Items from a data source:

+++

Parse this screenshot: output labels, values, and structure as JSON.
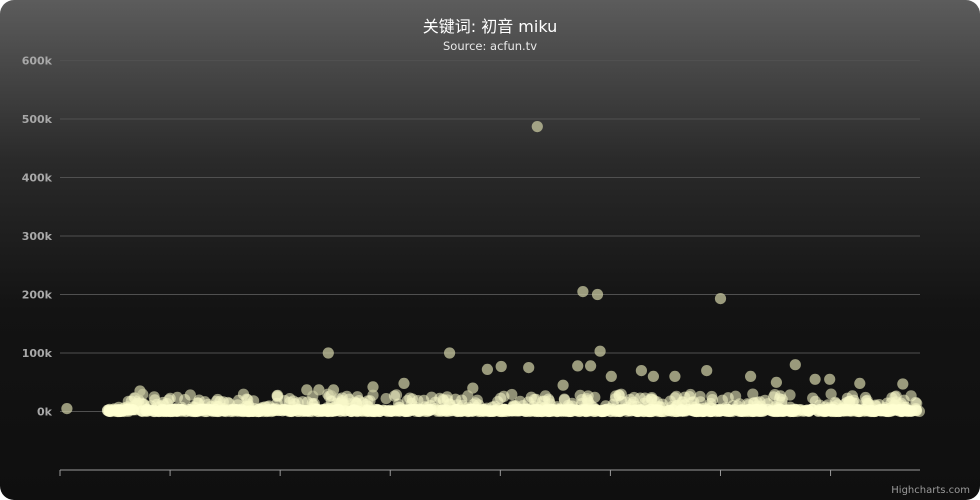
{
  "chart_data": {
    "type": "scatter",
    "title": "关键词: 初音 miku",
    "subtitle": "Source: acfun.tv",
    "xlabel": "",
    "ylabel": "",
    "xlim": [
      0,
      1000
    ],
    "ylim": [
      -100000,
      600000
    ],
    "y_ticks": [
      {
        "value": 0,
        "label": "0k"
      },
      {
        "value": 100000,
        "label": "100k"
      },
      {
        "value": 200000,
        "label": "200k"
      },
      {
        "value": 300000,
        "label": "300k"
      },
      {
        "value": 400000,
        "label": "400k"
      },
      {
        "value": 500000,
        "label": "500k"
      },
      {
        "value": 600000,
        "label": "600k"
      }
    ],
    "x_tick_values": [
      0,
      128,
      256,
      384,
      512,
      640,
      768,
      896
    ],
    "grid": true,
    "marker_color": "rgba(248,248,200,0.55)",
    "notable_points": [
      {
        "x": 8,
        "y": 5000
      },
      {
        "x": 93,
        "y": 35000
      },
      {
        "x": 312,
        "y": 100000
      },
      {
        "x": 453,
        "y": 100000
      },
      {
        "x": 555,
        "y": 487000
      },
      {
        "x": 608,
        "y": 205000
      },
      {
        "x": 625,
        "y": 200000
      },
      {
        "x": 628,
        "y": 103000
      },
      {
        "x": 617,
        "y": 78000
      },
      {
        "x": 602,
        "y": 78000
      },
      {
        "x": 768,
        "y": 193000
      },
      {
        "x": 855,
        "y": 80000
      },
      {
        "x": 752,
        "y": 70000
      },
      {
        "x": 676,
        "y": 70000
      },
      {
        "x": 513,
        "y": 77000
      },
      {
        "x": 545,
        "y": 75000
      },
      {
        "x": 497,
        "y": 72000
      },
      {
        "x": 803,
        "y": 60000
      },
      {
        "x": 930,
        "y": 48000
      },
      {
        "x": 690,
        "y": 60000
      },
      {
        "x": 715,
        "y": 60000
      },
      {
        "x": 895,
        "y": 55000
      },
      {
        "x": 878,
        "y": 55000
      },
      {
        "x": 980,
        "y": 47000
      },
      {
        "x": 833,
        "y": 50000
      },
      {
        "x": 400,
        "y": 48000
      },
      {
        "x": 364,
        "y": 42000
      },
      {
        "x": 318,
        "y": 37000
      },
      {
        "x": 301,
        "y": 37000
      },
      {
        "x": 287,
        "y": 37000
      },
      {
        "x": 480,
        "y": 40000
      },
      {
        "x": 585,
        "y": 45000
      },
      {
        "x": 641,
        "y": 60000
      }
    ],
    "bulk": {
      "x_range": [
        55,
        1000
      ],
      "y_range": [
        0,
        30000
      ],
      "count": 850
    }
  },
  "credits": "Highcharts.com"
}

+++

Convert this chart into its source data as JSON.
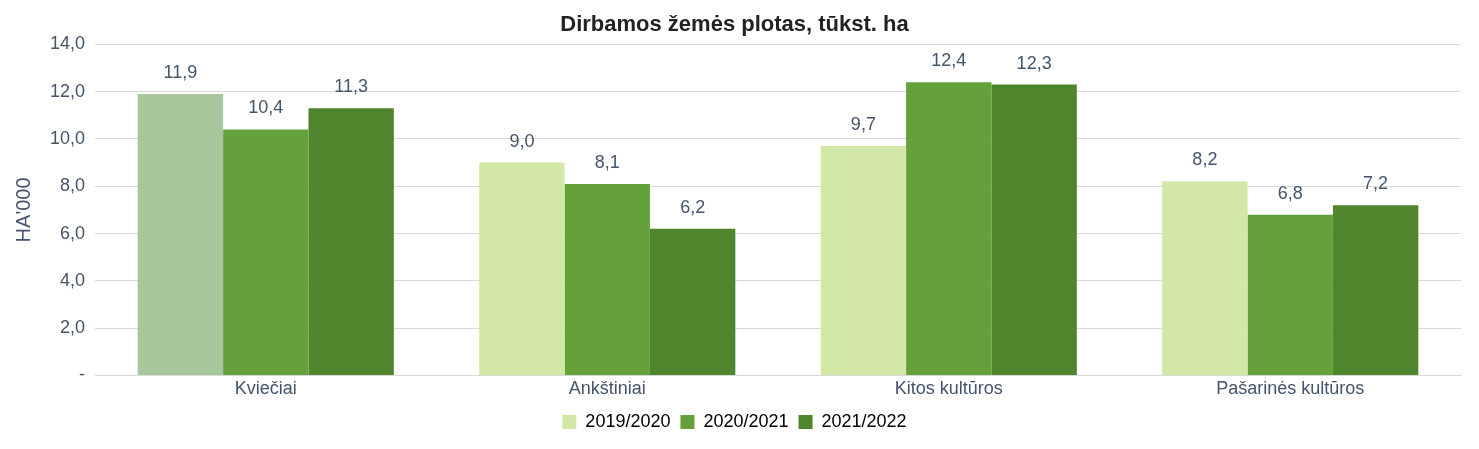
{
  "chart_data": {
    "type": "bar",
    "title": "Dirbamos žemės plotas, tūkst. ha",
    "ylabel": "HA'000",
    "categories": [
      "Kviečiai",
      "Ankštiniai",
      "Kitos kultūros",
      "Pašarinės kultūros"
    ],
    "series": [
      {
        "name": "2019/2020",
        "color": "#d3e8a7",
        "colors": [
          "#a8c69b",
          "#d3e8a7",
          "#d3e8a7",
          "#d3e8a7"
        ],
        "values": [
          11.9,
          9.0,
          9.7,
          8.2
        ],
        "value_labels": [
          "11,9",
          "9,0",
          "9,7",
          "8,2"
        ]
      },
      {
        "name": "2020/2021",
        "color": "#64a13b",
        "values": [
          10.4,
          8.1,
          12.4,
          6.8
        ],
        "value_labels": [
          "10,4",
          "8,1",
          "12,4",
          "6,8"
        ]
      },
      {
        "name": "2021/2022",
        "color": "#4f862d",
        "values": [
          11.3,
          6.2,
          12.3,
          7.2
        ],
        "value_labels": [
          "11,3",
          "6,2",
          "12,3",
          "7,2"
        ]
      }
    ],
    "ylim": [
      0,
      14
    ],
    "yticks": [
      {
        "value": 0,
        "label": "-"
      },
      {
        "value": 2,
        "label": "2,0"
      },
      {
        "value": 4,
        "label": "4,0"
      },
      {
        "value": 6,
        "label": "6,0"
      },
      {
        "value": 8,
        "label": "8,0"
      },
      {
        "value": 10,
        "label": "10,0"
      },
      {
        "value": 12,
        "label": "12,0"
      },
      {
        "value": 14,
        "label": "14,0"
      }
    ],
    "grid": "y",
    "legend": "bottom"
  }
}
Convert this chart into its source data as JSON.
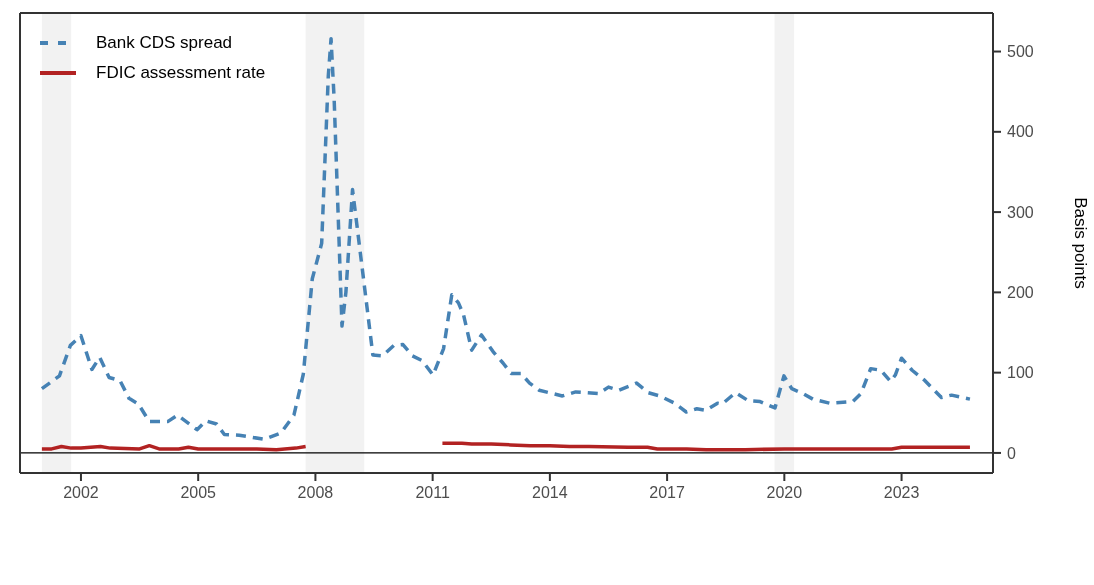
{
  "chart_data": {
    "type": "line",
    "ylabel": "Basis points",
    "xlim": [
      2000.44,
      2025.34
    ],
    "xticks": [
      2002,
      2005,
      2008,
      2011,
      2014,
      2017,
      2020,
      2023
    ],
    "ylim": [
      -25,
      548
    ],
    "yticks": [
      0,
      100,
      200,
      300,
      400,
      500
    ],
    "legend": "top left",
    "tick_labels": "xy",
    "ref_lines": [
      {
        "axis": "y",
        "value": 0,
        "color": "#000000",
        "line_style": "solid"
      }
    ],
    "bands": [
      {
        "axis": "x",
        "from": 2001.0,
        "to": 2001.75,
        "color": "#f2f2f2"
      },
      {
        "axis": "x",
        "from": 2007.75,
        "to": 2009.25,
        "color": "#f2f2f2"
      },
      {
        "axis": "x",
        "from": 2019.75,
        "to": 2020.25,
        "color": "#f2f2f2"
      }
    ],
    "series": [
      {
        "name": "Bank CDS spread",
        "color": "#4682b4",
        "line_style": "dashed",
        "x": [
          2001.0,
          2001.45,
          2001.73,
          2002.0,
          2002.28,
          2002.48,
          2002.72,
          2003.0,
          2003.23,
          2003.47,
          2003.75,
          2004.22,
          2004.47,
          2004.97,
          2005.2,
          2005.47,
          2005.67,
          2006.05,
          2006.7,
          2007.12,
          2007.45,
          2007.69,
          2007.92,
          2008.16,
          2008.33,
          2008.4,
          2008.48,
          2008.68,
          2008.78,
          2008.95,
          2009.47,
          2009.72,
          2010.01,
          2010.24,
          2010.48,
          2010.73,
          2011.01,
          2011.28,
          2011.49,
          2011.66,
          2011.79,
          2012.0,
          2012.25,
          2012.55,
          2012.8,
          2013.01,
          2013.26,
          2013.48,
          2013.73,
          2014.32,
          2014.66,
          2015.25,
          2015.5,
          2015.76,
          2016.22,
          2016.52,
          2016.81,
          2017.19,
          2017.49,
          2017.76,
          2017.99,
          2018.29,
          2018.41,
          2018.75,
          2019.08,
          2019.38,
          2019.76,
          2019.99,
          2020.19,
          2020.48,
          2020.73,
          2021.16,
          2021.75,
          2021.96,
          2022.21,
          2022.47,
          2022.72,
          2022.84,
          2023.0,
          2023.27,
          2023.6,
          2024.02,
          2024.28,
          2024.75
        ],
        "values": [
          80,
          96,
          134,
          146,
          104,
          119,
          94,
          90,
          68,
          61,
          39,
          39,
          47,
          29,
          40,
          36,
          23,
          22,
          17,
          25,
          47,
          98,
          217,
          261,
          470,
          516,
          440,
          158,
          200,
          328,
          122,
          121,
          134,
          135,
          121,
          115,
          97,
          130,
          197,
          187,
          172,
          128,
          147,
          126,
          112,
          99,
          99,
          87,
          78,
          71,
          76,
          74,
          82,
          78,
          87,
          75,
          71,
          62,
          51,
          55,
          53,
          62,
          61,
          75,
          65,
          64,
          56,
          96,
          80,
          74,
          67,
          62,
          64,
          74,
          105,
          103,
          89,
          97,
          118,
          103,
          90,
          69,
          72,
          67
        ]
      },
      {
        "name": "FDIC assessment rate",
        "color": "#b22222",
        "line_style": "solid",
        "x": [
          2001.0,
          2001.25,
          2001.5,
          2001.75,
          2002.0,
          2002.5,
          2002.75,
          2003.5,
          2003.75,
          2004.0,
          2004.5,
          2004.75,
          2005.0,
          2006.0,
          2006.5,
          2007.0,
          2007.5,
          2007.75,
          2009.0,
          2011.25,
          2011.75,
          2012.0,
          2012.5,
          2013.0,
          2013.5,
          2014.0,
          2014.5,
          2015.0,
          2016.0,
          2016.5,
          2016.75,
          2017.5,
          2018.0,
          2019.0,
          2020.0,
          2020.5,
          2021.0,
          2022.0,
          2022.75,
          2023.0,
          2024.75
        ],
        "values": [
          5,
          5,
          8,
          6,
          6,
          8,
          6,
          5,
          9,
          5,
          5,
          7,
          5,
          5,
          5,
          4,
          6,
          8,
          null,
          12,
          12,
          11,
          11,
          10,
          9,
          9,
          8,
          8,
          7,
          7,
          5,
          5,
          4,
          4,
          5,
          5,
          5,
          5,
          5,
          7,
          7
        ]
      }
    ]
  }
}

+++

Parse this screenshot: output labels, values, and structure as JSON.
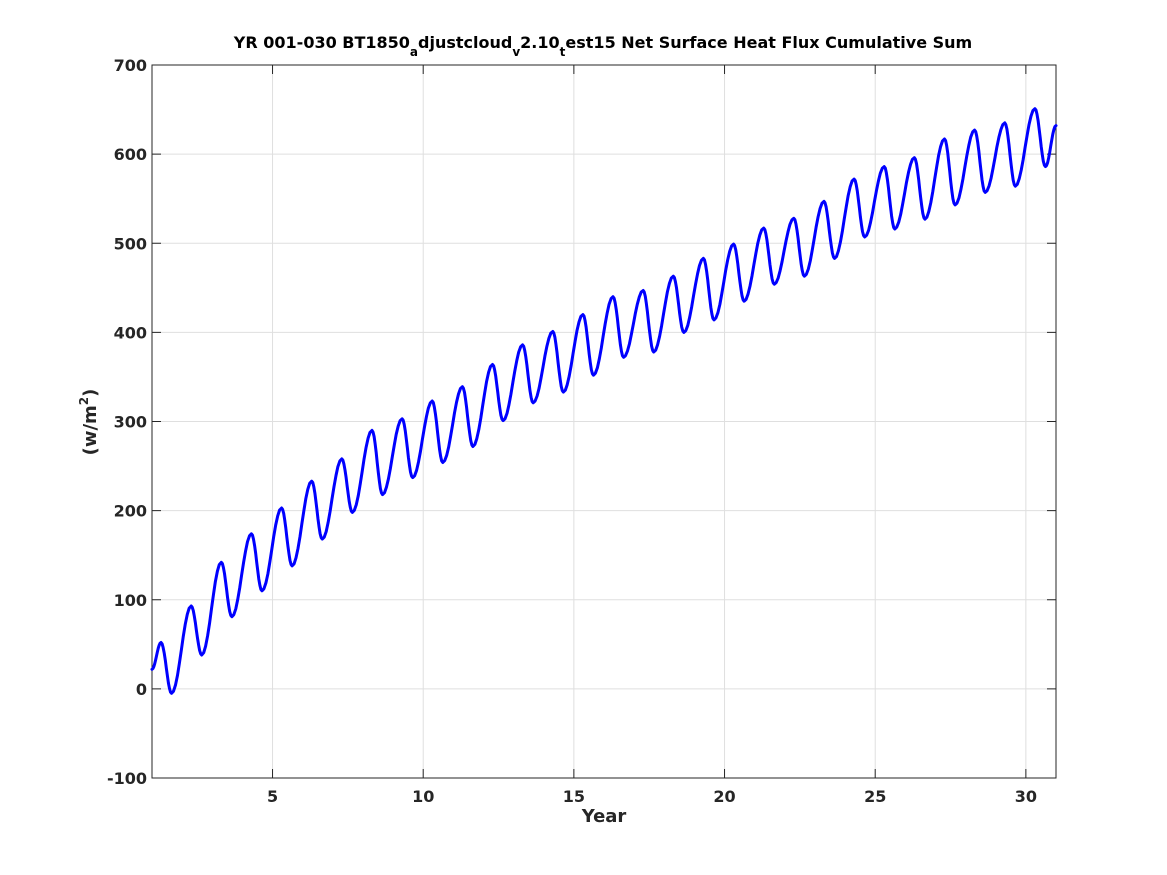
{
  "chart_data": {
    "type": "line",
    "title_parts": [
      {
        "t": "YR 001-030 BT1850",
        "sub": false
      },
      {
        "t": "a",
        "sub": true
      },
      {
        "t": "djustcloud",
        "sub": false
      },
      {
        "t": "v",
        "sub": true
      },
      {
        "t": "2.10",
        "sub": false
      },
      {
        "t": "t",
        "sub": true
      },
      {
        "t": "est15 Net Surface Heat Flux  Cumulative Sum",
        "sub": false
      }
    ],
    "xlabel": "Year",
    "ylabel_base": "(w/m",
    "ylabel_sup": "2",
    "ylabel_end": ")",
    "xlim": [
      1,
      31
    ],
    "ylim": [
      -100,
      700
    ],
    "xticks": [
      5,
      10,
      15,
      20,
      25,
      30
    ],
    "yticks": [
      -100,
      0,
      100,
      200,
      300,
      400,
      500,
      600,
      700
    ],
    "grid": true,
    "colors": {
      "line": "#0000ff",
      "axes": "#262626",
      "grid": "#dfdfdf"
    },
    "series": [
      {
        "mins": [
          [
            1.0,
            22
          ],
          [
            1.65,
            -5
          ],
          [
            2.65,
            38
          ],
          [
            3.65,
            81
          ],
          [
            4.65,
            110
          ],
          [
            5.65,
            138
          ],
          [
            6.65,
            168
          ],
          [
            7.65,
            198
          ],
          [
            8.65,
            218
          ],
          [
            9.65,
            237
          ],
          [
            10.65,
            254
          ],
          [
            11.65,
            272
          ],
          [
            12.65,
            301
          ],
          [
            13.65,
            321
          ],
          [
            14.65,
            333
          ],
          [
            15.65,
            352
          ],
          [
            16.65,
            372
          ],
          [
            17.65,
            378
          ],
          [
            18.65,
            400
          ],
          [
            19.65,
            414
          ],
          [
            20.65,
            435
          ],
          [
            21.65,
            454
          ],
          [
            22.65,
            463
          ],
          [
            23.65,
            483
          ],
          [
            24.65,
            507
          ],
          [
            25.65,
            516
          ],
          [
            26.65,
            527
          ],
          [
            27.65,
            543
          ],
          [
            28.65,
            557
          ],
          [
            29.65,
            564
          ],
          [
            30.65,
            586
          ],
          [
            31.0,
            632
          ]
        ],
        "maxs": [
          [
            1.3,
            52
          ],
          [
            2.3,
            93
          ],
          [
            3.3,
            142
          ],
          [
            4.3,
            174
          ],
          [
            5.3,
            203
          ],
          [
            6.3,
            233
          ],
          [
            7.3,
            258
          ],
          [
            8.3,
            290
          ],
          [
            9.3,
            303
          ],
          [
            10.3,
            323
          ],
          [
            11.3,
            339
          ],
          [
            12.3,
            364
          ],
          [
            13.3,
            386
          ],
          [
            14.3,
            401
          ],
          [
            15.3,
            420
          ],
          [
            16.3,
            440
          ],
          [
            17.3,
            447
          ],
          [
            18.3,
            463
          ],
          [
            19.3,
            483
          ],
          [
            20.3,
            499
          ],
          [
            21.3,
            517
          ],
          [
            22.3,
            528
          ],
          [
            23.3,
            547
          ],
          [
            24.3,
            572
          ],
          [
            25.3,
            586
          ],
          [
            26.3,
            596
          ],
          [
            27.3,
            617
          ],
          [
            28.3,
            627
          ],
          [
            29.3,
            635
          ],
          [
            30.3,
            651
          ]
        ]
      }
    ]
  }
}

+++

WRITTEN EXERCISE: Search the entries for the word "grid", then gather every line that has it.

SOLVED PROBLEM:
    "grid": true,
    "grid": "y",
    "grid": true,
      "grid": "#dfdfdf"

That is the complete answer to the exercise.